**Records to process**
* Start *
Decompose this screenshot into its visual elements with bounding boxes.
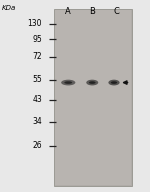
Bar xyxy=(54,9,132,186)
Ellipse shape xyxy=(61,80,75,85)
Ellipse shape xyxy=(89,81,96,84)
Text: 72: 72 xyxy=(32,52,42,61)
Ellipse shape xyxy=(108,80,120,85)
Text: 95: 95 xyxy=(32,35,42,44)
Ellipse shape xyxy=(111,81,117,84)
Ellipse shape xyxy=(64,81,72,84)
Text: 130: 130 xyxy=(27,20,42,28)
Text: 26: 26 xyxy=(32,142,42,150)
Text: 55: 55 xyxy=(32,75,42,84)
Text: B: B xyxy=(89,7,95,16)
Text: 43: 43 xyxy=(32,95,42,104)
Text: 34: 34 xyxy=(32,118,42,126)
Ellipse shape xyxy=(86,80,98,85)
Bar xyxy=(55,10,131,185)
Text: A: A xyxy=(65,7,71,16)
Text: C: C xyxy=(113,7,119,16)
Text: KDa: KDa xyxy=(2,5,16,11)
* End *
Reproduce all lines of every item with each occurrence of "Ellipse shape" swapped for "Oval shape" and everything else unchanged. Omit the pictures from your output.

**Solution**
Decompose this screenshot into its visual elements with bounding boxes.
Bar xyxy=(54,9,132,186)
Oval shape xyxy=(61,80,75,85)
Oval shape xyxy=(89,81,96,84)
Text: 72: 72 xyxy=(32,52,42,61)
Oval shape xyxy=(108,80,120,85)
Text: 95: 95 xyxy=(32,35,42,44)
Oval shape xyxy=(111,81,117,84)
Oval shape xyxy=(64,81,72,84)
Text: 130: 130 xyxy=(27,20,42,28)
Text: 26: 26 xyxy=(32,142,42,150)
Text: 55: 55 xyxy=(32,75,42,84)
Text: B: B xyxy=(89,7,95,16)
Text: 43: 43 xyxy=(32,95,42,104)
Text: 34: 34 xyxy=(32,118,42,126)
Oval shape xyxy=(86,80,98,85)
Bar xyxy=(55,10,131,185)
Text: A: A xyxy=(65,7,71,16)
Text: C: C xyxy=(113,7,119,16)
Text: KDa: KDa xyxy=(2,5,16,11)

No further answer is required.